Rows from a dataset:

--------------------------------------------------

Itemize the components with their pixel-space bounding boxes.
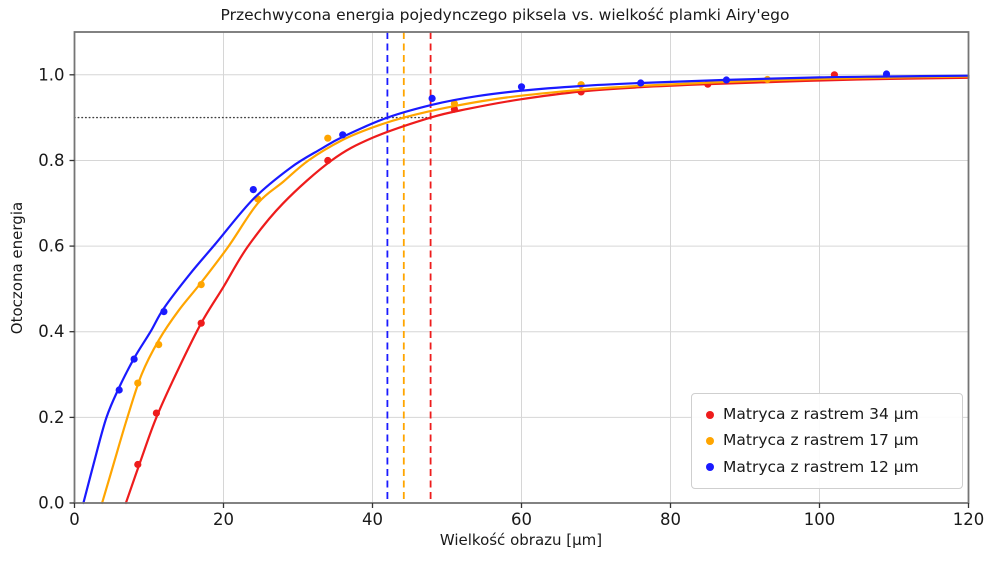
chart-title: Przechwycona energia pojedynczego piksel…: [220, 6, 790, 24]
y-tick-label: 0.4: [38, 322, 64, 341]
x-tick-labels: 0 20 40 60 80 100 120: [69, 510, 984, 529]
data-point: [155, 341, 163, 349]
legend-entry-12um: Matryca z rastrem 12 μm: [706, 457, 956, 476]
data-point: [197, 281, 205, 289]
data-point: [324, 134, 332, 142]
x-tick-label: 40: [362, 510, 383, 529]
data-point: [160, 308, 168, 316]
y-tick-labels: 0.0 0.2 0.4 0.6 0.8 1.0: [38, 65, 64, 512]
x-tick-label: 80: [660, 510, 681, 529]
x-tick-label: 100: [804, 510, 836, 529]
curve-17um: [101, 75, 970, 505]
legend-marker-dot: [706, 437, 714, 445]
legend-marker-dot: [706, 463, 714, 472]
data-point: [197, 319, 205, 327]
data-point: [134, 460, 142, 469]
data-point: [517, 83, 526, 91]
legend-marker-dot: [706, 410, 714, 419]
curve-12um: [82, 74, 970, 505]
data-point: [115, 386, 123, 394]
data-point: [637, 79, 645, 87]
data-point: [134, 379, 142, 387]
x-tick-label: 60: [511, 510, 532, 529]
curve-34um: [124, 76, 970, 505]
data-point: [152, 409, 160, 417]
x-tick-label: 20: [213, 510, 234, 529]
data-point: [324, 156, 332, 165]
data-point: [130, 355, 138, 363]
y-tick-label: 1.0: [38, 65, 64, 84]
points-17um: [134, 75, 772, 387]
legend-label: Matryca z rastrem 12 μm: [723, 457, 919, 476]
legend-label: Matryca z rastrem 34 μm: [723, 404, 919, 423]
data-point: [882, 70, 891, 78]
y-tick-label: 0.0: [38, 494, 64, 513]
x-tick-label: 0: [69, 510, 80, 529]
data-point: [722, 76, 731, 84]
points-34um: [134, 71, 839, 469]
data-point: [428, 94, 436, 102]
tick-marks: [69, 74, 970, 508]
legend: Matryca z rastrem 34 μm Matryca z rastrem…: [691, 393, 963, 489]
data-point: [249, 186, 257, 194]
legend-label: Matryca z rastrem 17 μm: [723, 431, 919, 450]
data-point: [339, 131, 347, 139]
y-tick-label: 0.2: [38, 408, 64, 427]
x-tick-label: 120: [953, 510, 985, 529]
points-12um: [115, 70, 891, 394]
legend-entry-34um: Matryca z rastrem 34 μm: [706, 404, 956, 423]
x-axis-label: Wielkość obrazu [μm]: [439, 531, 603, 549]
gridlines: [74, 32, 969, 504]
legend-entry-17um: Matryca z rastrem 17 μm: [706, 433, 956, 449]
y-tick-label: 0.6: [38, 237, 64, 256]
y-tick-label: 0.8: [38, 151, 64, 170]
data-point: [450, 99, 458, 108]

--------------------------------------------------

Exercise prompt:
Copy the entries above word for word, leaving out the pictures.

Complete response:
Itemize the components with their pixel-space bounding boxes.
chart-title: Przechwycona energia pojedynczego piksel…: [220, 6, 790, 24]
y-tick-label: 0.4: [38, 322, 64, 341]
x-tick-labels: 0 20 40 60 80 100 120: [69, 510, 984, 529]
data-point: [155, 341, 163, 349]
legend-entry-12um: Matryca z rastrem 12 μm: [706, 457, 956, 476]
data-point: [197, 281, 205, 289]
data-point: [324, 134, 332, 142]
x-tick-label: 40: [362, 510, 383, 529]
data-point: [160, 308, 168, 316]
y-tick-labels: 0.0 0.2 0.4 0.6 0.8 1.0: [38, 65, 64, 512]
x-tick-label: 80: [660, 510, 681, 529]
x-tick-label: 100: [804, 510, 836, 529]
curve-17um: [101, 75, 970, 505]
legend-marker-dot: [706, 437, 714, 445]
legend-marker-dot: [706, 463, 714, 472]
data-point: [197, 319, 205, 327]
data-point: [134, 460, 142, 469]
data-point: [517, 83, 526, 91]
legend-marker-dot: [706, 410, 714, 419]
curve-12um: [82, 74, 970, 505]
data-point: [115, 386, 123, 394]
data-point: [637, 79, 645, 87]
data-point: [134, 379, 142, 387]
x-tick-label: 60: [511, 510, 532, 529]
curve-34um: [124, 76, 970, 505]
data-point: [152, 409, 160, 417]
x-tick-label: 20: [213, 510, 234, 529]
data-point: [324, 156, 332, 165]
data-point: [130, 355, 138, 363]
y-tick-label: 1.0: [38, 65, 64, 84]
points-17um: [134, 75, 772, 387]
legend-label: Matryca z rastrem 12 μm: [723, 457, 919, 476]
legend-label: Matryca z rastrem 34 μm: [723, 404, 919, 423]
data-point: [882, 70, 891, 78]
y-tick-label: 0.0: [38, 494, 64, 513]
x-tick-label: 0: [69, 510, 80, 529]
data-point: [722, 76, 731, 84]
points-34um: [134, 71, 839, 469]
data-point: [428, 94, 436, 102]
tick-marks: [69, 74, 970, 508]
legend: Matryca z rastrem 34 μm Matryca z rastrem…: [691, 393, 963, 489]
data-point: [249, 186, 257, 194]
legend-label: Matryca z rastrem 17 μm: [723, 431, 919, 450]
data-point: [339, 131, 347, 139]
y-tick-label: 0.2: [38, 408, 64, 427]
x-tick-label: 120: [953, 510, 985, 529]
points-12um: [115, 70, 891, 394]
legend-entry-34um: Matryca z rastrem 34 μm: [706, 404, 956, 423]
x-axis-label: Wielkość obrazu [μm]: [439, 531, 603, 549]
gridlines: [74, 32, 969, 504]
legend-entry-17um: Matryca z rastrem 17 μm: [706, 433, 956, 449]
y-tick-label: 0.6: [38, 237, 64, 256]
y-tick-label: 0.8: [38, 151, 64, 170]
data-point: [450, 99, 458, 108]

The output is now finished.